### Required action A
List the three words the passage on the Magdalene Laundries uses to describe the brutality of the regime the women were locked within.
### Required action B
Sum up the passage on the Magdalene Laundries in two sentences.
### Required action C
Please continue the passage on the Magdalene Laundries from its final sentence.

### Text passage
━━━━━━━━━━

Some of these women were in the visitors’ gallery of the Dáil on the 19 February 2013 when the Taoiseach made his remarks, and their raw emotion could be felt throughout Leinster House.
For my part, I’ve worked with many of the women who endured the Magdalene Laundries in the years running up the State’s apology, and since.
During my statements that night, I set out the State’s complicity in the women’s detention and abuse. It oversaw the system of slave labour woven into the Laundries, a system that the State had commercial relationships with and was responsible for the inspection of the institutions.
Yet the State’s guilt went much deeper than the horror of unending incarceration. It was a party to the wholesale violation of the basic freedoms and rights of the girls and women detained. The brutality of the regime they were locked within was heartless, vicious and violent. Yet the women’s humanity and dignity has always shone through.
Many of the women and girls enslaved in the Laundries did not live to see the State acknowledge and accept its neglect and complicity in their trauma. They too must be remembered.
On the evening of the 19 February, the former Taoiseach committed to engage directly with survivors on the creation of an appropriate memorial to be financed by Government.
Mr Justice John Quirke in his recommendations for a redress scheme and related matters noted the consensus in favour of the creation and maintenance of a memorial within the former Seán McDermott Street Laundry site.
He went on to recommend the acquisition, maintenance and administration of any garden, museum or other form of memorial.
In recent months, Dublin City Council management agreed to the creation of a memorial on the Seán McDermott Street site. Whilst they have sought to tie the memorial to the controversial sale and development of the site there is not a single reason why the memorial itself cannot proceed as a standalone project.
Justice for Magdalene Research (JFMR) has long advocated that the surviving women’s experiences be memorialised.

━━━━━━━━━━

### Supplied records
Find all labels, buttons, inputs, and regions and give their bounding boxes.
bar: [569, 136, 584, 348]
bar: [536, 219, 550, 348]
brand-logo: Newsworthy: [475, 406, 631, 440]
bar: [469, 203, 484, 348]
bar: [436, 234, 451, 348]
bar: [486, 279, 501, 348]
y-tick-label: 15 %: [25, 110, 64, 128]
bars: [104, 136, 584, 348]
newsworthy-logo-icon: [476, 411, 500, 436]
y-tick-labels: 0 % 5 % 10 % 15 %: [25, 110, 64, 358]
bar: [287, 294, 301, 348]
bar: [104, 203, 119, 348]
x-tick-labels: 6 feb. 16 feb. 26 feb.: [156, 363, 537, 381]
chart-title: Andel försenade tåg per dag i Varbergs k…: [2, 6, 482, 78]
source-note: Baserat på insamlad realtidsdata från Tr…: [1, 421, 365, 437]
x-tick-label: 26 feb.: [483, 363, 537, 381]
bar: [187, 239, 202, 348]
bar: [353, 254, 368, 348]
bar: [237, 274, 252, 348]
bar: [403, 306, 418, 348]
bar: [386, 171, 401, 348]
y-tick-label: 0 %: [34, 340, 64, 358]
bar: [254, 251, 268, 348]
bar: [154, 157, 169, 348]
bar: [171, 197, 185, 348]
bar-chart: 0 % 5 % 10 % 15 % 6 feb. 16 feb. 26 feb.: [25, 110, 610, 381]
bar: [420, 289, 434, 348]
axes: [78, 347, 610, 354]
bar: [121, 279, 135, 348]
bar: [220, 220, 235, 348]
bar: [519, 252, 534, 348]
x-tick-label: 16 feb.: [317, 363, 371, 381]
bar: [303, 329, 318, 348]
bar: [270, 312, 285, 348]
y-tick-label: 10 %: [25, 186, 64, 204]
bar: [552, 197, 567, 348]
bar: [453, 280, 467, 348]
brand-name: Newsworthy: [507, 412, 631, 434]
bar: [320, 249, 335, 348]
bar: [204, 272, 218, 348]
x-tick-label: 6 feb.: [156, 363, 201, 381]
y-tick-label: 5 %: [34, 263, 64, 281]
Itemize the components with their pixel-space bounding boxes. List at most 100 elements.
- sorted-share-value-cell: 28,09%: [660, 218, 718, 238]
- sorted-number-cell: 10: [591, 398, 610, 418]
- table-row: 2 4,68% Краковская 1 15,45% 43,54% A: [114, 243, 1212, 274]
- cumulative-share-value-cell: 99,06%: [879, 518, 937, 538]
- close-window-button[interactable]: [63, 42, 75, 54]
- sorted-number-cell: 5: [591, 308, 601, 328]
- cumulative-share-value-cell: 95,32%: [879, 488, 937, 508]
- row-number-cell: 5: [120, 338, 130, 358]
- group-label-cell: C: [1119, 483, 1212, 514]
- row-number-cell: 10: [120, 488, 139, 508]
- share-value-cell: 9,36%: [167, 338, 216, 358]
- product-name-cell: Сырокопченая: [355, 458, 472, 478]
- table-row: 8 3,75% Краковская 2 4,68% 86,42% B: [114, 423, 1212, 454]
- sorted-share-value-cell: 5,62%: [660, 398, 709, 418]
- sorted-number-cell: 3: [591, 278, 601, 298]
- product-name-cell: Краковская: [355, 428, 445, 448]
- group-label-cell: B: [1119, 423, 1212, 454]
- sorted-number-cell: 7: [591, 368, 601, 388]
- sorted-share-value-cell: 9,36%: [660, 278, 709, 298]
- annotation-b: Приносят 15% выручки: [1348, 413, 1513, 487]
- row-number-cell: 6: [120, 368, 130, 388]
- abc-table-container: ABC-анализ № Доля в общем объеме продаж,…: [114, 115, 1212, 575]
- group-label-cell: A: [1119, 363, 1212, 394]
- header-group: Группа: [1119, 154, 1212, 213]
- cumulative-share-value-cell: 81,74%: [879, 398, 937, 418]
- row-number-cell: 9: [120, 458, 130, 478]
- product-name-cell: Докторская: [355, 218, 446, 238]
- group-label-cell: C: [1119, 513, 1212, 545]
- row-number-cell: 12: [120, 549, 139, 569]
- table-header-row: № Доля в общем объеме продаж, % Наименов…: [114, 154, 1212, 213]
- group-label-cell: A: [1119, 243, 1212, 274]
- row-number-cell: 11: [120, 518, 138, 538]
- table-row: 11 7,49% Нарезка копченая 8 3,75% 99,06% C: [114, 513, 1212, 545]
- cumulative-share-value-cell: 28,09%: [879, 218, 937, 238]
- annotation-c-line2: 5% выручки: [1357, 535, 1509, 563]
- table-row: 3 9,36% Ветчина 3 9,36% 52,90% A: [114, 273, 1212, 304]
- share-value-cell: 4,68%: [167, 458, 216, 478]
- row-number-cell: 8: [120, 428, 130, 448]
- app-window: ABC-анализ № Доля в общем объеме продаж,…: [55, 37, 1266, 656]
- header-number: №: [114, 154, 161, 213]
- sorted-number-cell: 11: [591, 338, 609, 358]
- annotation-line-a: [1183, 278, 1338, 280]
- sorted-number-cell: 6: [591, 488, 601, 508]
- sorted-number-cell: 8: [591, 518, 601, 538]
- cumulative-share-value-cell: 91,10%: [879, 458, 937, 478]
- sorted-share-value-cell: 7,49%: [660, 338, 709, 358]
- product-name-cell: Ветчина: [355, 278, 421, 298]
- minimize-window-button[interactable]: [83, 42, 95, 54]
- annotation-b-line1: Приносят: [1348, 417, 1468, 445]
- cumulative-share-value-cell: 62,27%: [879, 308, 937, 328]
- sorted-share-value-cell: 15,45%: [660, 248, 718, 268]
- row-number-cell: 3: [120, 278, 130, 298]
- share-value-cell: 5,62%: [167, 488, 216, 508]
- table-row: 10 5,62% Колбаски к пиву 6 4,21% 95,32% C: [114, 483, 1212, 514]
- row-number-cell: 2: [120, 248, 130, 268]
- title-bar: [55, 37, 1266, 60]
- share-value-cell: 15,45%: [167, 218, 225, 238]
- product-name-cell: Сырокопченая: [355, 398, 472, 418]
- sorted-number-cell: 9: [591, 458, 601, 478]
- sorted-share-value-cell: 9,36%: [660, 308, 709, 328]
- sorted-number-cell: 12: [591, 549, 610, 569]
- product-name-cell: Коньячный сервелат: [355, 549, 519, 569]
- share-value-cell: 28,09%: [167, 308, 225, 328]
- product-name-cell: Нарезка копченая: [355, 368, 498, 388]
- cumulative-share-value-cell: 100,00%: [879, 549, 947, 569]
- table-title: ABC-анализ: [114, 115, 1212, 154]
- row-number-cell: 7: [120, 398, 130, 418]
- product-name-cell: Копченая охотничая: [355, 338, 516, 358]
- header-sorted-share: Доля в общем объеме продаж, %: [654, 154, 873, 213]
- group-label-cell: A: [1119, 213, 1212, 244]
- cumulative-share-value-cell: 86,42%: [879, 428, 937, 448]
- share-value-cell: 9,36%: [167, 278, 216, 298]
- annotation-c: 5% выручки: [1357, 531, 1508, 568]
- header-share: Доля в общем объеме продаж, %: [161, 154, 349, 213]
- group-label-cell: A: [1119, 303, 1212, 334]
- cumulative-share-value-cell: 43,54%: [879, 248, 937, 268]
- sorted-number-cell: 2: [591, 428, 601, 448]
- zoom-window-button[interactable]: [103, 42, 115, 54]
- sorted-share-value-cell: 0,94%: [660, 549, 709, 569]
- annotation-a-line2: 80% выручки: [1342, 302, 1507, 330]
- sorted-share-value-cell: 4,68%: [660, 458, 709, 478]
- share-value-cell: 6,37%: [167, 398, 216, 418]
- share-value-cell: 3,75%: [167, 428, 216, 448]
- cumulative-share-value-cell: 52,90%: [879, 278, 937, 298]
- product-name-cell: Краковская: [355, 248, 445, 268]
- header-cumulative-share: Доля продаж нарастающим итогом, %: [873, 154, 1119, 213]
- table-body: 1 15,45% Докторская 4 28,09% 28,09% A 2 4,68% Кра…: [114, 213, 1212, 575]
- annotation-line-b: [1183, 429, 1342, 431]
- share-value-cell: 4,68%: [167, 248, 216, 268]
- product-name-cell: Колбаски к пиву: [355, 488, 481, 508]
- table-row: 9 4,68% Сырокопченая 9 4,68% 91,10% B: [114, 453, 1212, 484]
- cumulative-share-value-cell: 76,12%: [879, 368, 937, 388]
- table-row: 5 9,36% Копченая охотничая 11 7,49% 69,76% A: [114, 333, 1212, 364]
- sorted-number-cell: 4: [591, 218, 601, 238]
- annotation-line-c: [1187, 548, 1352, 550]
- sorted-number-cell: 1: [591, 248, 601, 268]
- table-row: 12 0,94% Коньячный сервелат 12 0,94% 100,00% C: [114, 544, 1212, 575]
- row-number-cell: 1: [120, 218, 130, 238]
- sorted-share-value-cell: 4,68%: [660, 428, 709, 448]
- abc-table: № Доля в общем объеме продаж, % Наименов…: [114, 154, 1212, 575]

━━━━━━━━━━

### Reply A
heartless, vicious, violent

### Reply B
The writer, who has worked with women who endured the Magdalene Laundries, set out the State's complicity in their detention, abuse and slave labour during statements in the Dáil on 19 February 2013, when the Taoiseach committed to a Government-financed memorial created with survivors. Mr Justice John Quirke noted a consensus for a memorial on the former Seán McDermott Street Laundry site, and although Dublin City Council management has agreed to one there, it has tied the memorial to the controversial sale and development of the site, even though there is no reason the memorial cannot proceed as a standalone project.

### Reply C
Last month, the Justice and Equality Minister committed to facilitate JFMR plans to honour the women at a two-day event in Dublin in June where they will discuss how they would like their experiences to be officially remembered.
Ardmhéara Bhaile Átha Cliath Mícheál MacDonncha announced that he will host the women at the Mansion House during the event.
Everything is moving in the right direction, but we are not there yet.
Thanks to the long years of advocacy by organisations like JFMR and the personal strength of the surviving women, we are much closer to securing an appropriate memorial at the Seán McDermott Street site.
The Department of Justice must work with JFMR by ensuring all women who accessed the Department’s Magdalene Redress Scheme are invited to attend the #HonourMagdalenes Dublin event in June. Funding must be released by the Department.
Dublin City Council management must engage in this process and work with the Department to deliver an appropriate memorial to the women at the Seán McDermott Street site, as determined by the women themselves following the June consultation.
As a woman and mother, these women’s experiences stay with me. Each of these women were failed, over and over again by the State and wider society.
#HonourMagdalenes is an opportunity that must be grasped enthusiastically with both hands by the Government and Dublin City Council.
Mary Lou McDonald TD is the leader of Sinn Féin.